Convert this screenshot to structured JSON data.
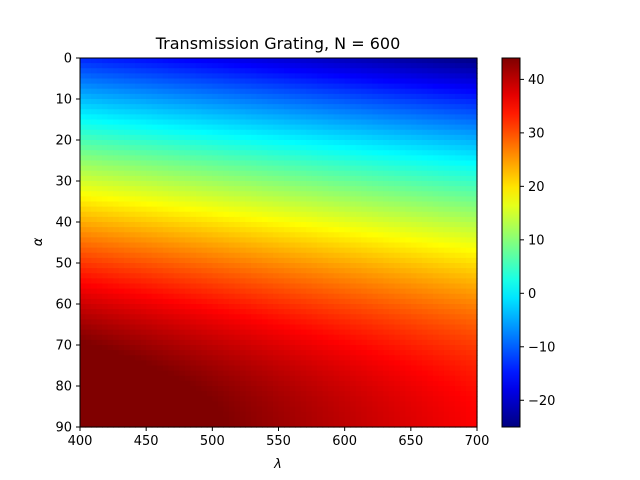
{
  "chart_data": {
    "type": "heatmap",
    "title": "Transmission Grating, N = 600",
    "xlabel": "λ",
    "ylabel": "α",
    "xlim": [
      400,
      700
    ],
    "ylim": [
      0,
      90
    ],
    "y_inverted": true,
    "x_ticks": [
      400,
      450,
      500,
      550,
      600,
      650,
      700
    ],
    "y_ticks": [
      0,
      10,
      20,
      30,
      40,
      50,
      60,
      70,
      80,
      90
    ],
    "colormap": "jet",
    "colorbar": {
      "vmin": -25,
      "vmax": 44,
      "ticks": [
        -20,
        -10,
        0,
        10,
        20,
        30,
        40
      ]
    },
    "lines_per_mm": 600,
    "grid": false
  }
}
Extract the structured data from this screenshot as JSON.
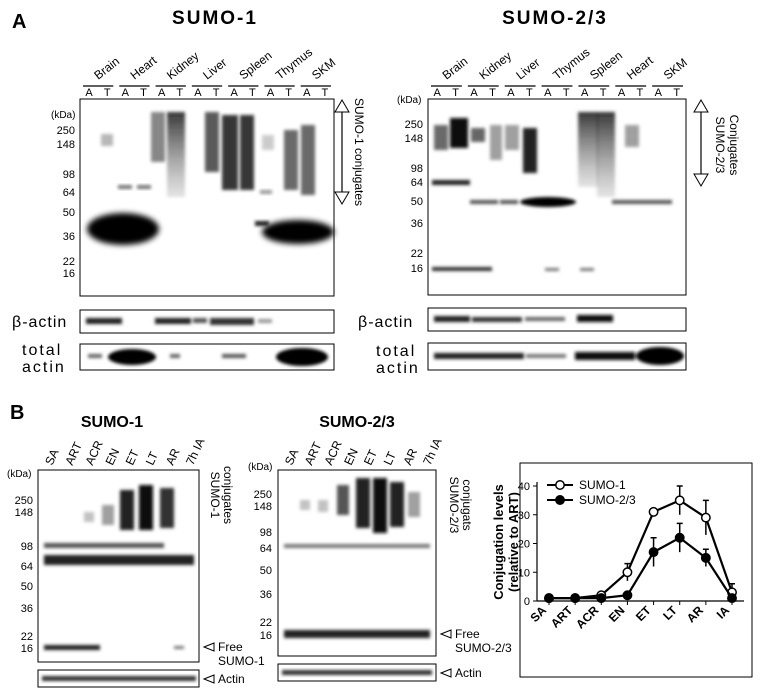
{
  "panel_a": {
    "letter": "A",
    "left": {
      "title": "SUMO-1",
      "tissues": [
        "Brain",
        "Heart",
        "Kidney",
        "Liver",
        "Spleen",
        "Thymus",
        "SKM"
      ],
      "lanes": [
        "A",
        "T",
        "A",
        "T",
        "A",
        "T",
        "A",
        "T",
        "A",
        "T",
        "A",
        "T",
        "A",
        "T"
      ],
      "kda_label": "(kDa)",
      "markers": [
        "250",
        "148",
        "98",
        "64",
        "50",
        "36",
        "22",
        "16"
      ],
      "bracket_label": "SUMO-1 conjugates",
      "beta_label": "β-actin",
      "total_label_1": "total",
      "total_label_2": "actin"
    },
    "right": {
      "title": "SUMO-2/3",
      "tissues": [
        "Brain",
        "Kidney",
        "Liver",
        "Thymus",
        "Spleen",
        "Heart",
        "SKM"
      ],
      "lanes": [
        "A",
        "T",
        "A",
        "T",
        "A",
        "T",
        "A",
        "T",
        "A",
        "T",
        "A",
        "T",
        "A",
        "T"
      ],
      "kda_label": "(kDa)",
      "markers": [
        "250",
        "148",
        "98",
        "64",
        "50",
        "36",
        "22",
        "16"
      ],
      "bracket_label_1": "SUMO-2/3",
      "bracket_label_2": "Conjugates",
      "beta_label": "β-actin",
      "total_label_1": "total",
      "total_label_2": "actin"
    }
  },
  "panel_b": {
    "letter": "B",
    "blot1": {
      "title": "SUMO-1",
      "lanes": [
        "SA",
        "ART",
        "ACR",
        "EN",
        "ET",
        "LT",
        "AR",
        "7h IA"
      ],
      "kda_label": "(kDa)",
      "markers": [
        "250",
        "148",
        "98",
        "64",
        "50",
        "36",
        "22",
        "16"
      ],
      "conj_label_1": "SUMO-1",
      "conj_label_2": "conjugates",
      "free_label_1": "Free",
      "free_label_2": "SUMO-1",
      "actin_label": "Actin"
    },
    "blot2": {
      "title": "SUMO-2/3",
      "lanes": [
        "SA",
        "ART",
        "ACR",
        "EN",
        "ET",
        "LT",
        "AR",
        "7h IA"
      ],
      "kda_label": "(kDa)",
      "markers": [
        "250",
        "148",
        "98",
        "64",
        "50",
        "36",
        "22",
        "16"
      ],
      "conj_label_1": "SUMO-2/3",
      "conj_label_2": "conjugats",
      "free_label_1": "Free",
      "free_label_2": "SUMO-2/3",
      "actin_label": "Actin"
    }
  },
  "chart_data": {
    "type": "line",
    "categories": [
      "SA",
      "ART",
      "ACR",
      "EN",
      "ET",
      "LT",
      "AR",
      "IA"
    ],
    "ylabel": "Conjugation levels (relative to ART)",
    "ylabel_1": "Conjugation levels",
    "ylabel_2": "(relative to ART)",
    "ylim": [
      0,
      40
    ],
    "yticks": [
      0,
      10,
      20,
      30,
      40
    ],
    "legend_position": "top-left",
    "series": [
      {
        "name": "SUMO-1",
        "marker": "open-circle",
        "values": [
          1,
          1,
          2,
          10,
          31,
          35,
          29,
          3
        ],
        "errors": [
          0.5,
          0.5,
          1,
          3,
          1,
          5,
          6,
          3
        ]
      },
      {
        "name": "SUMO-2/3",
        "marker": "filled-circle",
        "values": [
          1,
          1,
          1,
          2,
          17,
          22,
          15,
          1
        ],
        "errors": [
          0.5,
          0.5,
          0.5,
          1,
          5,
          5,
          3,
          1
        ]
      }
    ]
  }
}
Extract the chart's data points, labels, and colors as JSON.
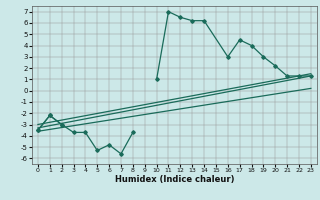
{
  "xlabel": "Humidex (Indice chaleur)",
  "background_color": "#cce8e8",
  "line_color": "#1a6b5a",
  "xlim": [
    -0.5,
    23.5
  ],
  "ylim": [
    -6.5,
    7.5
  ],
  "xticks": [
    0,
    1,
    2,
    3,
    4,
    5,
    6,
    7,
    8,
    9,
    10,
    11,
    12,
    13,
    14,
    15,
    16,
    17,
    18,
    19,
    20,
    21,
    22,
    23
  ],
  "yticks": [
    -6,
    -5,
    -4,
    -3,
    -2,
    -1,
    0,
    1,
    2,
    3,
    4,
    5,
    6,
    7
  ],
  "trend_lines": [
    {
      "x0": 0,
      "y0": -3.3,
      "x1": 23,
      "y1": 1.3
    },
    {
      "x0": 0,
      "y0": -3.0,
      "x1": 23,
      "y1": 1.5
    },
    {
      "x0": 0,
      "y0": -3.6,
      "x1": 23,
      "y1": 0.2
    }
  ],
  "low_series": {
    "x": [
      0,
      1,
      2,
      3,
      4,
      5,
      6,
      7,
      8
    ],
    "y": [
      -3.5,
      -2.2,
      -3.0,
      -3.7,
      -3.7,
      -5.3,
      -4.8,
      -5.6,
      -3.7
    ]
  },
  "high_series_seg1": {
    "x": [
      0,
      1,
      2
    ],
    "y": [
      -3.5,
      -2.2,
      -3.0
    ]
  },
  "high_series_seg2": {
    "x": [
      10,
      11,
      12,
      13,
      14,
      16,
      17,
      18,
      19,
      20,
      21,
      22,
      23
    ],
    "y": [
      1.0,
      7.0,
      6.5,
      6.2,
      6.2,
      3.0,
      4.5,
      4.0,
      3.0,
      2.2,
      1.3,
      1.3,
      1.3
    ]
  }
}
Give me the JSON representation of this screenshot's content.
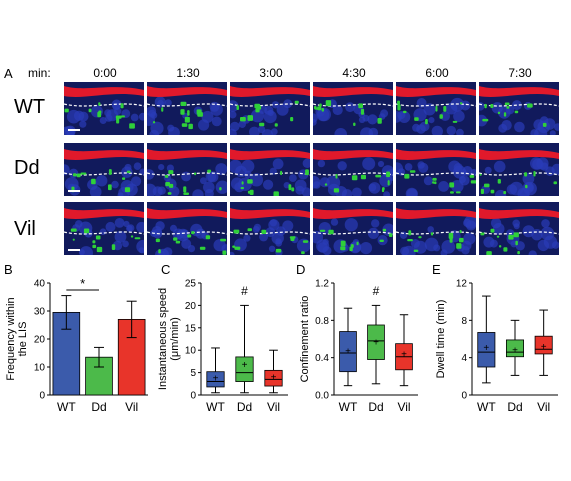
{
  "panel_a": {
    "letter": "A",
    "time_prefix": "min:",
    "times": [
      "0:00",
      "1:30",
      "3:00",
      "4:30",
      "6:00",
      "7:30"
    ],
    "rows": [
      "WT",
      "Dd",
      "Vil"
    ]
  },
  "chart_data": [
    {
      "panel": "B",
      "type": "bar",
      "ylabel": [
        "Frequency within",
        "the LIS"
      ],
      "categories": [
        "WT",
        "Dd",
        "Vil"
      ],
      "values": [
        29.5,
        13.5,
        27
      ],
      "errors": [
        6,
        3.5,
        6.5
      ],
      "colors": [
        "#3b5bab",
        "#4cba4a",
        "#e8342a"
      ],
      "ylim": [
        0,
        40
      ],
      "yticks": [
        0,
        10,
        20,
        30,
        40
      ],
      "significance": "*"
    },
    {
      "panel": "C",
      "type": "box",
      "ylabel": [
        "Instantaneous speed",
        "(μm/min)"
      ],
      "categories": [
        "WT",
        "Dd",
        "Vil"
      ],
      "colors": [
        "#3b5bab",
        "#4cba4a",
        "#e8342a"
      ],
      "boxes": [
        {
          "min": 0.5,
          "q1": 1.8,
          "median": 3.0,
          "q3": 5.2,
          "max": 10.5,
          "mean": 3.8
        },
        {
          "min": 0.5,
          "q1": 3.0,
          "median": 5.0,
          "q3": 8.5,
          "max": 20.0,
          "mean": 6.8
        },
        {
          "min": 0.5,
          "q1": 2.0,
          "median": 3.5,
          "q3": 5.5,
          "max": 10.0,
          "mean": 4.0
        }
      ],
      "ylim": [
        0,
        25
      ],
      "yticks": [
        0,
        5,
        10,
        15,
        20,
        25
      ],
      "significance": "#"
    },
    {
      "panel": "D",
      "type": "box",
      "ylabel": [
        "Confinement ratio"
      ],
      "categories": [
        "WT",
        "Dd",
        "Vil"
      ],
      "colors": [
        "#3b5bab",
        "#4cba4a",
        "#e8342a"
      ],
      "boxes": [
        {
          "min": 0.1,
          "q1": 0.25,
          "median": 0.45,
          "q3": 0.68,
          "max": 0.93,
          "mean": 0.47
        },
        {
          "min": 0.12,
          "q1": 0.38,
          "median": 0.58,
          "q3": 0.75,
          "max": 0.96,
          "mean": 0.57
        },
        {
          "min": 0.1,
          "q1": 0.27,
          "median": 0.41,
          "q3": 0.55,
          "max": 0.86,
          "mean": 0.44
        }
      ],
      "ylim": [
        0,
        1.2
      ],
      "yticks": [
        0.0,
        0.4,
        0.8,
        1.2
      ],
      "ytick_labels": [
        "0.0",
        "0.4",
        "0.8",
        "1.2"
      ],
      "significance": "#"
    },
    {
      "panel": "E",
      "type": "box",
      "ylabel": [
        "Dwell time (min)"
      ],
      "categories": [
        "WT",
        "Dd",
        "Vil"
      ],
      "colors": [
        "#3b5bab",
        "#4cba4a",
        "#e8342a"
      ],
      "boxes": [
        {
          "min": 1.3,
          "q1": 3.0,
          "median": 4.6,
          "q3": 6.7,
          "max": 10.6,
          "mean": 5.1
        },
        {
          "min": 2.1,
          "q1": 4.1,
          "median": 4.6,
          "q3": 5.9,
          "max": 8.0,
          "mean": 4.8
        },
        {
          "min": 2.1,
          "q1": 4.4,
          "median": 4.9,
          "q3": 6.3,
          "max": 9.1,
          "mean": 5.2
        }
      ],
      "ylim": [
        0,
        12
      ],
      "yticks": [
        0,
        4,
        8,
        12
      ],
      "significance": ""
    }
  ]
}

+-------+

Exercise aim | Gather every line from the entries above where the word "structured" appears, and copy them.

The output |
Convert this screenshot to structured JSON data.
Extract the structured data from this screenshot as JSON.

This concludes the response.